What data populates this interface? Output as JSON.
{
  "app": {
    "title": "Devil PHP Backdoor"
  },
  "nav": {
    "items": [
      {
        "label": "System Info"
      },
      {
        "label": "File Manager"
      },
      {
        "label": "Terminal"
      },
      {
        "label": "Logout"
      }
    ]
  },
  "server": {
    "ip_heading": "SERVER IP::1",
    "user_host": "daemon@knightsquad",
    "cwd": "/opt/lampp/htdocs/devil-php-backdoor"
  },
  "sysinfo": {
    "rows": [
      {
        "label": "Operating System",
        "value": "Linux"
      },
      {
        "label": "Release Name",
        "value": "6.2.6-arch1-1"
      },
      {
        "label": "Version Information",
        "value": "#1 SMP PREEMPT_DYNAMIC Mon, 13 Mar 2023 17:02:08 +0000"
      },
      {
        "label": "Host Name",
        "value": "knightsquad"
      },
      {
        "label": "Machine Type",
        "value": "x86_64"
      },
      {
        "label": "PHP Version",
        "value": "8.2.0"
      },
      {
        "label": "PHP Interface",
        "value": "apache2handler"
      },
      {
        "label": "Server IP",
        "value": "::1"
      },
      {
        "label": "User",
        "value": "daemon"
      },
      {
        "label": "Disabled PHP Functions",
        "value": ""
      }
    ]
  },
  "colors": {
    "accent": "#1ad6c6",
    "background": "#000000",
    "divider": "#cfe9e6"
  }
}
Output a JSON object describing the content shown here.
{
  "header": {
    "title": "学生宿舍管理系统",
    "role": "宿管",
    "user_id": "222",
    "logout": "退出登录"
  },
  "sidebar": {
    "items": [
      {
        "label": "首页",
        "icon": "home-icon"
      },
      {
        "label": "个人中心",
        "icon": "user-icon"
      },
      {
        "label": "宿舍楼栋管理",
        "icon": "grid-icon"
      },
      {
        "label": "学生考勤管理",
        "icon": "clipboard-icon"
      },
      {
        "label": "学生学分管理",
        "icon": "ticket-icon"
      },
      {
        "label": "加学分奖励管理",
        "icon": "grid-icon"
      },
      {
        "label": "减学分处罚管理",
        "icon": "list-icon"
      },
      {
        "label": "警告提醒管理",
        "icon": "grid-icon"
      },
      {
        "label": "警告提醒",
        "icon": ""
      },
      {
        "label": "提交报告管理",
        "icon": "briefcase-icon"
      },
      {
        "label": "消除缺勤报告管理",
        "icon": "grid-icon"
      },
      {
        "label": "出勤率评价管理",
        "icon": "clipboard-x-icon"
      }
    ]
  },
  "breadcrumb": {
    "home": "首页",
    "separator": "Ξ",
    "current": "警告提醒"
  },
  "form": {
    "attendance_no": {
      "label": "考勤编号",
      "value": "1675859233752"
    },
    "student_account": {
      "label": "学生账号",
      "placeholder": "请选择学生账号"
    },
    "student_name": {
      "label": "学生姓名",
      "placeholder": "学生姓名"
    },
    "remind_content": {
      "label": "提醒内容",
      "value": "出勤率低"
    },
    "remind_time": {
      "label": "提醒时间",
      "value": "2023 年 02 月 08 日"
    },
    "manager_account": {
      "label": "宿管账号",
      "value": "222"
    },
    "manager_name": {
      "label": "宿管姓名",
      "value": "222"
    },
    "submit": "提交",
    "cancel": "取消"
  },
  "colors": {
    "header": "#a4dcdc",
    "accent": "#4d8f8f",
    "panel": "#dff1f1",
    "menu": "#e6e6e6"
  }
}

■ EXERCISE GOAL:
Of the lines in the entries above, how many include "System"? Only the number should be given.

■ COMPLETED EXERCISE:
2